** BEGIN Given entries **

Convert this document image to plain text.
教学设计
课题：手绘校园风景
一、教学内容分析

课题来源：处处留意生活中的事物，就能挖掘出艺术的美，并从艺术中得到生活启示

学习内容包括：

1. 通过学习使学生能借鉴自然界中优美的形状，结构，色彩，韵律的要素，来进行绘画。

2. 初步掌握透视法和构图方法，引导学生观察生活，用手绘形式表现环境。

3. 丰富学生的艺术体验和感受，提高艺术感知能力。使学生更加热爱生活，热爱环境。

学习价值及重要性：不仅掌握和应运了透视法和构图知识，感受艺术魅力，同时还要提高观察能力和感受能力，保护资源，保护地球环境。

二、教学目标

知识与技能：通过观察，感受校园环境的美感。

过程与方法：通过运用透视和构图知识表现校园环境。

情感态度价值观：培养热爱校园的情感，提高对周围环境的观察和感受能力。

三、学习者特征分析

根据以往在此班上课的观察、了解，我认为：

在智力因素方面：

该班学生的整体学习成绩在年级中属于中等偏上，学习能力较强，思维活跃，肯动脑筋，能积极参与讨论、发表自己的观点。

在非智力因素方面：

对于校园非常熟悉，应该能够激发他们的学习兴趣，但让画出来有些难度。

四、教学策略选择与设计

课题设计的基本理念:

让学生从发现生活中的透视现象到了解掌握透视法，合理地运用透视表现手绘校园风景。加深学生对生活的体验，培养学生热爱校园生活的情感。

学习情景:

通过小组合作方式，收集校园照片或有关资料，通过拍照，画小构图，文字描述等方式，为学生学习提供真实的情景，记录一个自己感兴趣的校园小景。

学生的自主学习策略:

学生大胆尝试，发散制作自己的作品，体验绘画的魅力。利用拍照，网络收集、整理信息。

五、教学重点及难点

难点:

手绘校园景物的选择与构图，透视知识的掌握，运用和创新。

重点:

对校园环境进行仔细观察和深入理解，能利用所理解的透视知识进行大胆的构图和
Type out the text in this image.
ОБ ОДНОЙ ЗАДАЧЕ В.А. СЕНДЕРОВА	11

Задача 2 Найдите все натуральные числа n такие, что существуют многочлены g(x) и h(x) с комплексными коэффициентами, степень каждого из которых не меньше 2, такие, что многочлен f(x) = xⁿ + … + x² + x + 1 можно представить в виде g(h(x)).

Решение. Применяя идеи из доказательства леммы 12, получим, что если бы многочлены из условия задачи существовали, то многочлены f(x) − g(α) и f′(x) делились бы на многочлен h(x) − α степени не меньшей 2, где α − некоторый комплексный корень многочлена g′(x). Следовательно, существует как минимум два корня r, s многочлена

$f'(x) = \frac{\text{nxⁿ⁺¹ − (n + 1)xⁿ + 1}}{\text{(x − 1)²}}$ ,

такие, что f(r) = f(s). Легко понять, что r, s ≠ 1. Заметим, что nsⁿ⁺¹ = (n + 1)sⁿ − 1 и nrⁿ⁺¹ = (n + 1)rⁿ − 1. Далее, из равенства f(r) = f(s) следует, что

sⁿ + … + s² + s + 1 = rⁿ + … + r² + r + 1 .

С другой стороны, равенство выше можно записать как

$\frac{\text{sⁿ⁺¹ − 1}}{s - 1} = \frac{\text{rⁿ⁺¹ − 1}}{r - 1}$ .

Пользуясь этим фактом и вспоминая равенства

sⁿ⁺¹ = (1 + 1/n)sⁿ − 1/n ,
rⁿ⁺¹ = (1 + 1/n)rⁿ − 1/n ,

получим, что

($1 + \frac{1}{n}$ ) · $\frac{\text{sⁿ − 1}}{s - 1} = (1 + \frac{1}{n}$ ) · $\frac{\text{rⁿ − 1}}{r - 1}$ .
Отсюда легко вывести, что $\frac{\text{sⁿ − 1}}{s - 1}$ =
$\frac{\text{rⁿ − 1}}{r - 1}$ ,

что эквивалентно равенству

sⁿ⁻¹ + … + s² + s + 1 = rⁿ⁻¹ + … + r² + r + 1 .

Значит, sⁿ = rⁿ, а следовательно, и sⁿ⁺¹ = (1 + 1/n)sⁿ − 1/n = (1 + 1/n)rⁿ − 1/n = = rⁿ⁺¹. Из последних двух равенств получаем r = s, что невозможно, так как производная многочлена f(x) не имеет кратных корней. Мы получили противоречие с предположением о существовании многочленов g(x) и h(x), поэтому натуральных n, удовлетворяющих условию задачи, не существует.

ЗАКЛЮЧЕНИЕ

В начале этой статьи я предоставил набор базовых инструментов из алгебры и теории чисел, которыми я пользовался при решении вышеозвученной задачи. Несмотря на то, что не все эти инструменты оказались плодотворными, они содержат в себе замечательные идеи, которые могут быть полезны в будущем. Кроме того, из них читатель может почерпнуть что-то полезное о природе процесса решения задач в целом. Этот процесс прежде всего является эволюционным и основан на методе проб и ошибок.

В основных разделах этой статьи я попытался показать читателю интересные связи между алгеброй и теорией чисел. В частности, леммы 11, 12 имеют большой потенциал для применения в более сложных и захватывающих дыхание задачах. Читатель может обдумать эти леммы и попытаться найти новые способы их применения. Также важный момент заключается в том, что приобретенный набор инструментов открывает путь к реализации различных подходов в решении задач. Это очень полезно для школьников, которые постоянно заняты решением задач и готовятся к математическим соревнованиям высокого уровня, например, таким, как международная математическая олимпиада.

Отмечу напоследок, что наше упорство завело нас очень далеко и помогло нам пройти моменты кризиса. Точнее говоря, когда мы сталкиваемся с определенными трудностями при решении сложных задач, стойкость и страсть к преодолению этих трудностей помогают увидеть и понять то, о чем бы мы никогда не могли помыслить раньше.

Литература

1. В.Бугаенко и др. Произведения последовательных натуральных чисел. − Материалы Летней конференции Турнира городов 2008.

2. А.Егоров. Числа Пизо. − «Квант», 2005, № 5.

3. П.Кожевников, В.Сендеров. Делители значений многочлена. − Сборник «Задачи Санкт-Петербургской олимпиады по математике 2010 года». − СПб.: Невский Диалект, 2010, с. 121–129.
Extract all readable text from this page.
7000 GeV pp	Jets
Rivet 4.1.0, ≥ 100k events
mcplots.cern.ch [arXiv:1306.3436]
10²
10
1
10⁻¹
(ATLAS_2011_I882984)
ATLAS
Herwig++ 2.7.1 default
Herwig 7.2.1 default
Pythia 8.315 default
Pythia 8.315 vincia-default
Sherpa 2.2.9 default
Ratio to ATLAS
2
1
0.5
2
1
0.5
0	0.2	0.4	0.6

** END Given entries **

Check each line of the entries above for the word "default". List the ones that have it.

### Result of the task
Herwig++ 2.7.1 default
Herwig 7.2.1 default
Pythia 8.315 default
Pythia 8.315 vincia-default
Sherpa 2.2.9 default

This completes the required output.